* _DIRECTIVE_: Output the rows as a JSON list of strings, one string per row and no blank ones, starting at the first row and ending at the row containing "banjarbaru-city-logo (66, 56, 126, 122)".

* _RECORDS PROVIDED_:

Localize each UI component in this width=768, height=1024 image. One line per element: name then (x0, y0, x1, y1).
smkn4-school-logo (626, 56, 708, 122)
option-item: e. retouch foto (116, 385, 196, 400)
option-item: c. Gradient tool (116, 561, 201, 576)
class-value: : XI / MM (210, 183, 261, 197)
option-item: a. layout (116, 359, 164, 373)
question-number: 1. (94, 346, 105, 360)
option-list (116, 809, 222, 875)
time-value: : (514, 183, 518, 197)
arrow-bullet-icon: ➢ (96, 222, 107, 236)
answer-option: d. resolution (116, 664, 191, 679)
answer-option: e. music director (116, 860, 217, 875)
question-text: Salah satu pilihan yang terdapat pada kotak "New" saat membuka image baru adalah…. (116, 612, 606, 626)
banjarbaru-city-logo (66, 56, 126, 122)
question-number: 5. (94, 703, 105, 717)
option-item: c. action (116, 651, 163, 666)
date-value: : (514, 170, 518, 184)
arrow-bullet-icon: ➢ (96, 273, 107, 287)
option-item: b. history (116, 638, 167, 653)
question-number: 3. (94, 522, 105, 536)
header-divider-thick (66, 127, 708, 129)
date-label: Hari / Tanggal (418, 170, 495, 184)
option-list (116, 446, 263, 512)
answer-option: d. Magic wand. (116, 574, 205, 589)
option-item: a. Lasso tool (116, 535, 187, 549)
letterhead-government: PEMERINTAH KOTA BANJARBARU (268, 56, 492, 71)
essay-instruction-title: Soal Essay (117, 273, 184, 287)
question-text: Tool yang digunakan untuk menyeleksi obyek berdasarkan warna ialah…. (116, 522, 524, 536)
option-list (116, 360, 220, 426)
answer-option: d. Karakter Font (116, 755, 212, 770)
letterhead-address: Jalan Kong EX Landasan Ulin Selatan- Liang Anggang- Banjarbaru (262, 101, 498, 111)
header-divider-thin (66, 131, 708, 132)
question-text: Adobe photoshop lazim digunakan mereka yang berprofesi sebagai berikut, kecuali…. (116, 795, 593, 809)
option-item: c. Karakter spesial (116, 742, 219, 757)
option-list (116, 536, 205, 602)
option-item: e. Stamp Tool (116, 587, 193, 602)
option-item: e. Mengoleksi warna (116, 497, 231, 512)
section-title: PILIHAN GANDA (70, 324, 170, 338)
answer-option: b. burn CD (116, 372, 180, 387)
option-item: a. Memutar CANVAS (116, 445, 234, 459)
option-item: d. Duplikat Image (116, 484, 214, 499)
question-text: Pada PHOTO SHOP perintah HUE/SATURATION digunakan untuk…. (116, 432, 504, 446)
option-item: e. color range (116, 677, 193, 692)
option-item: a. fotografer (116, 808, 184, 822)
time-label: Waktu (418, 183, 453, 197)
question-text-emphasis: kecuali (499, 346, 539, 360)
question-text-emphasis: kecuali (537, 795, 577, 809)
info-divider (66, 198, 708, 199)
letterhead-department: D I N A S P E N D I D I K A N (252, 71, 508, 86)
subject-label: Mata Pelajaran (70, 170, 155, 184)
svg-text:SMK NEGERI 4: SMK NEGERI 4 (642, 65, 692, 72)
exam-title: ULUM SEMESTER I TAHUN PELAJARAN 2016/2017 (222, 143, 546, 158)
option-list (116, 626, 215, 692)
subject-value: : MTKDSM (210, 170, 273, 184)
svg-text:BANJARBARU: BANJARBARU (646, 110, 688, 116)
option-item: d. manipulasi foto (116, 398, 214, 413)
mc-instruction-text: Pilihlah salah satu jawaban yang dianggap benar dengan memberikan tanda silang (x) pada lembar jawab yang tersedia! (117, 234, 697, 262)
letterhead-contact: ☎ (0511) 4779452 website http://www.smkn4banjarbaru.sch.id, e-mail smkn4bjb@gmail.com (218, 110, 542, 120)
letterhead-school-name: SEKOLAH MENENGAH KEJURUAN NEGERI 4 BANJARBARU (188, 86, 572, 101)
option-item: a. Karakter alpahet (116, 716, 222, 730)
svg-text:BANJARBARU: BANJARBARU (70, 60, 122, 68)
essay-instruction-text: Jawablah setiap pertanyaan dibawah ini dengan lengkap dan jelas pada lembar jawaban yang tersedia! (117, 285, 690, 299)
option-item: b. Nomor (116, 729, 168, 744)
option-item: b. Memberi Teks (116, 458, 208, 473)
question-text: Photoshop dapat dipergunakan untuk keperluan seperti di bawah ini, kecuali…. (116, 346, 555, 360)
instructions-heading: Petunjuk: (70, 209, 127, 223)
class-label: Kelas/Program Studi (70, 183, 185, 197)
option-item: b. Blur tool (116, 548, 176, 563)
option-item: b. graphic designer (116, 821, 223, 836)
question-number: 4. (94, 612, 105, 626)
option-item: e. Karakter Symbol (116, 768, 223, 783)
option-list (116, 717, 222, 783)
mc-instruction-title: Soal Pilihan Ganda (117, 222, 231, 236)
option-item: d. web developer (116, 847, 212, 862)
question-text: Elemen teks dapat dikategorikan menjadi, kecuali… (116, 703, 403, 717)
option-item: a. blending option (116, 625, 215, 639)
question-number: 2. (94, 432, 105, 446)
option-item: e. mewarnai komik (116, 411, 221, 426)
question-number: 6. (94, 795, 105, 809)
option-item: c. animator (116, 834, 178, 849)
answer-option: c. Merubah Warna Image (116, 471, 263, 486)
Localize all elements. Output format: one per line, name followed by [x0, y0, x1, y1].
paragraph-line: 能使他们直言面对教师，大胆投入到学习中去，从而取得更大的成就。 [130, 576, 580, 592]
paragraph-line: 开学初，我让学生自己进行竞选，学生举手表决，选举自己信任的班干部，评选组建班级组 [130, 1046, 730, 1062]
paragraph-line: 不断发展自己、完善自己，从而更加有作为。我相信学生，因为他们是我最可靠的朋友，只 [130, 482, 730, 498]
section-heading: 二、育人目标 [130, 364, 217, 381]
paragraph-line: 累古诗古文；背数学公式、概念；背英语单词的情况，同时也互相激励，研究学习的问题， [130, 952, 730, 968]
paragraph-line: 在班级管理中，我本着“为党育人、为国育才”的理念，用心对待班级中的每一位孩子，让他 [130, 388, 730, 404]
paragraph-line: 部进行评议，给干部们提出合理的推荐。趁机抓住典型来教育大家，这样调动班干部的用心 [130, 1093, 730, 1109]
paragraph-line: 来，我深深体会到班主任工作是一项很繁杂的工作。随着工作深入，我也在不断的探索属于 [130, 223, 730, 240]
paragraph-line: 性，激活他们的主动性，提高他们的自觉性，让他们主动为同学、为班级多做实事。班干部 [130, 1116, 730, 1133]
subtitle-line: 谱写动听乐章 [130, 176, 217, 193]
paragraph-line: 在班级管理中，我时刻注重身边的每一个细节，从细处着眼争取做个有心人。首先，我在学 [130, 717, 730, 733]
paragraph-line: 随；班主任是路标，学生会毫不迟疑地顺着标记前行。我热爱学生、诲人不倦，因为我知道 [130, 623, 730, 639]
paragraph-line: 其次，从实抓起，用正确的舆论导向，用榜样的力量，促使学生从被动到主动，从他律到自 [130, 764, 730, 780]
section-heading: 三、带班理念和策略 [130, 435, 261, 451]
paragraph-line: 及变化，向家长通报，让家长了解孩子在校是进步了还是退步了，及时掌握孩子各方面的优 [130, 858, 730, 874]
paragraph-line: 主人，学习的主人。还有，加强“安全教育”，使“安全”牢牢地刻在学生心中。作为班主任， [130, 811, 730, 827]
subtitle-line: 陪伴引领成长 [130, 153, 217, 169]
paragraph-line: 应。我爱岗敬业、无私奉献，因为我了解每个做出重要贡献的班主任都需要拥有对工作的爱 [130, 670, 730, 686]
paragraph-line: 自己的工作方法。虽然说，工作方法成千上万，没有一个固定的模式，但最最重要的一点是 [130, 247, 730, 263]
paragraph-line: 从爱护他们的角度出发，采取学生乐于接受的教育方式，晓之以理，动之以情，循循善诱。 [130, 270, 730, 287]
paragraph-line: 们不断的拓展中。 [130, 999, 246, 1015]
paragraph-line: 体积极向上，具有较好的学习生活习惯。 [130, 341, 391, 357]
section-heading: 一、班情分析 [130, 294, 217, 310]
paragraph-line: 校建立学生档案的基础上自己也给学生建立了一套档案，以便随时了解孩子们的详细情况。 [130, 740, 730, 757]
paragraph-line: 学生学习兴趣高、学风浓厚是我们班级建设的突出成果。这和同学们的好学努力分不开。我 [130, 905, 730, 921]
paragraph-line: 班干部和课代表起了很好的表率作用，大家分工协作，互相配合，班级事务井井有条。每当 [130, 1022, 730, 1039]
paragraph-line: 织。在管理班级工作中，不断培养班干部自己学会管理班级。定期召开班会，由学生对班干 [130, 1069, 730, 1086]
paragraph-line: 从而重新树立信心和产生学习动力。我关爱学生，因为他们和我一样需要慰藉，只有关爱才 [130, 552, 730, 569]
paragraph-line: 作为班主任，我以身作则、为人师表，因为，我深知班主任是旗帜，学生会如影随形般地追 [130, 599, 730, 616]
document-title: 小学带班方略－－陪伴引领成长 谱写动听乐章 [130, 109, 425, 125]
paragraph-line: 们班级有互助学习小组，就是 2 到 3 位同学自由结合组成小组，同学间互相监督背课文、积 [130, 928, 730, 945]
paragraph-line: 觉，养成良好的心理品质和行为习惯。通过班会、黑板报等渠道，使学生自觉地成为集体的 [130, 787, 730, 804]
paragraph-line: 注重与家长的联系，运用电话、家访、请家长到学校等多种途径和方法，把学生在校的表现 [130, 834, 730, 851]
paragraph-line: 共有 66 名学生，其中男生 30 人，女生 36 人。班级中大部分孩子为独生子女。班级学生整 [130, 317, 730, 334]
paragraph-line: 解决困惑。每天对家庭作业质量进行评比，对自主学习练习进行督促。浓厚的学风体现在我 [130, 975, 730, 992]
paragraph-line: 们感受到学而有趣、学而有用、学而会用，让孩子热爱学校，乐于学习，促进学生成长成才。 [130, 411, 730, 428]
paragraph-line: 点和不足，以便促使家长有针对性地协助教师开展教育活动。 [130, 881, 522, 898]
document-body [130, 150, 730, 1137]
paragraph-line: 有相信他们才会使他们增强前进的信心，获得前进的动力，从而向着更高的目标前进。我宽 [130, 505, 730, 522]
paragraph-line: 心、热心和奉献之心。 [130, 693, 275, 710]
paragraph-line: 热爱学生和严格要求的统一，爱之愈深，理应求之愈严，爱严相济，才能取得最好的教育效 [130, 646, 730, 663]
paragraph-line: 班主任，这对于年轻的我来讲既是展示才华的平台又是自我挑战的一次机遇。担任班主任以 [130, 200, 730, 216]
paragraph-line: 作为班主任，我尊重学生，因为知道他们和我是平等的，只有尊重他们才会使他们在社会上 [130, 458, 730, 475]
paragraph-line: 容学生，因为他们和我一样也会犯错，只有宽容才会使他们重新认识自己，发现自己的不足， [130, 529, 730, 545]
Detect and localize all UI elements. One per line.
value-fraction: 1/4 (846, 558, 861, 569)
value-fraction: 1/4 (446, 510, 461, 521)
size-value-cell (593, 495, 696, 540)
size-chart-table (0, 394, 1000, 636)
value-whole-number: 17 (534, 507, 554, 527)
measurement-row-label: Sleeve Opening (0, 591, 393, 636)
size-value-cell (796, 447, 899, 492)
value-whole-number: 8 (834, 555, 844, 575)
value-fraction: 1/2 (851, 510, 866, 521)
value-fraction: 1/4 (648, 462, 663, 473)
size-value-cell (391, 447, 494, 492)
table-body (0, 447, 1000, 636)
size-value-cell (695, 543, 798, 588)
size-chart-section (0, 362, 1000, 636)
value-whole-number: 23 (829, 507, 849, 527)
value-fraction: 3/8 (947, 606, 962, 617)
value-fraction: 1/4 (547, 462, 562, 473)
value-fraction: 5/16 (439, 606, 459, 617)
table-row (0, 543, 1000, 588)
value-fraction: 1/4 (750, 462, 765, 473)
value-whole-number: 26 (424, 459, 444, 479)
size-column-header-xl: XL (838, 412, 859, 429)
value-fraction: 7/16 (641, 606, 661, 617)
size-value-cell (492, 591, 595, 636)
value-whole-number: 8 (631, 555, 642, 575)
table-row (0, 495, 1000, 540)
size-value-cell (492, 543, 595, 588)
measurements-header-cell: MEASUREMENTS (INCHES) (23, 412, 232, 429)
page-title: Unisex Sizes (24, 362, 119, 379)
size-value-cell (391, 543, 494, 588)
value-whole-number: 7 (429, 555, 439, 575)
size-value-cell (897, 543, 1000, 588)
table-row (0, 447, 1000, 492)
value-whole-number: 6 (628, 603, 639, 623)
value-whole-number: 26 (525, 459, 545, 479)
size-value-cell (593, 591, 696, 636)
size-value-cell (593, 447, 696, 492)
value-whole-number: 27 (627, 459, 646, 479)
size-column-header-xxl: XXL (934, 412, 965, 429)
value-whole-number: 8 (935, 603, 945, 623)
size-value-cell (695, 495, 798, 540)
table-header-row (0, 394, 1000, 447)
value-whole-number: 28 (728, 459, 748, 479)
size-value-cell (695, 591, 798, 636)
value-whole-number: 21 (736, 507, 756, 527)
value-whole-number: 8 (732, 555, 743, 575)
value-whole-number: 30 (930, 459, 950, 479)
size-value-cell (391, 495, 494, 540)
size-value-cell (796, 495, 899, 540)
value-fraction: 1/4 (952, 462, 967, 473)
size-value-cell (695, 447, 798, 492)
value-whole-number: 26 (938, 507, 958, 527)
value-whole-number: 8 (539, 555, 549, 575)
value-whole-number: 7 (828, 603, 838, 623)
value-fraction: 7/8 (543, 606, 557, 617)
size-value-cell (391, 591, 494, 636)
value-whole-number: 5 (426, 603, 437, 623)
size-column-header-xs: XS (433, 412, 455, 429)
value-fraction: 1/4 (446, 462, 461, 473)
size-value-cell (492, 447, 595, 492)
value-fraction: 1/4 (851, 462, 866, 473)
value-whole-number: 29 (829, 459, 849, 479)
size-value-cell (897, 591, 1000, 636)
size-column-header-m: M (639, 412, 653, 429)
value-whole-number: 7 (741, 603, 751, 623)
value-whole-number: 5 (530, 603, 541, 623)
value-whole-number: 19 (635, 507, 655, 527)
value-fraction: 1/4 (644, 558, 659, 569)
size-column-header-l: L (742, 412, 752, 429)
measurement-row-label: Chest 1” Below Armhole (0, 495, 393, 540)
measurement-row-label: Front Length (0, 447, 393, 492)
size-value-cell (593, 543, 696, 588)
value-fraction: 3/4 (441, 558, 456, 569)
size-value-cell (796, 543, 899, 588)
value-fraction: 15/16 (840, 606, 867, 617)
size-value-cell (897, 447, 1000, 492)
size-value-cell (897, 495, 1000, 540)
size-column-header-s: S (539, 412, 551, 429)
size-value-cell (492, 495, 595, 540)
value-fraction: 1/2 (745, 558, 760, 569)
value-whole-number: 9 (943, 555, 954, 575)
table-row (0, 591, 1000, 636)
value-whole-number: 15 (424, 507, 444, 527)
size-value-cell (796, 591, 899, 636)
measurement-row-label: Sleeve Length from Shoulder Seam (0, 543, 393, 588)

* _THE RESPONSE_:
[
  "Localize each UI component in this width=768, height=1024 image. One line per element: name then (x0, y0, x1, y1).",
  "smkn4-school-logo (626, 56, 708, 122)",
  "option-item: e. retouch foto (116, 385, 196, 400)",
  "option-item: c. Gradient tool (116, 561, 201, 576)",
  "class-value: : XI / MM (210, 183, 261, 197)",
  "option-item: a. layout (116, 359, 164, 373)",
  "question-number: 1. (94, 346, 105, 360)",
  "option-list (116, 809, 222, 875)",
  "time-value: : (514, 183, 518, 197)",
  "arrow-bullet-icon: ➢ (96, 222, 107, 236)",
  "answer-option: d. resolution (116, 664, 191, 679)",
  "answer-option: e. music director (116, 860, 217, 875)",
  "question-text: Salah satu pilihan yang terdapat pada kotak \"New\" saat membuka image baru adalah…. (116, 612, 606, 626)",
  "banjarbaru-city-logo (66, 56, 126, 122)"
]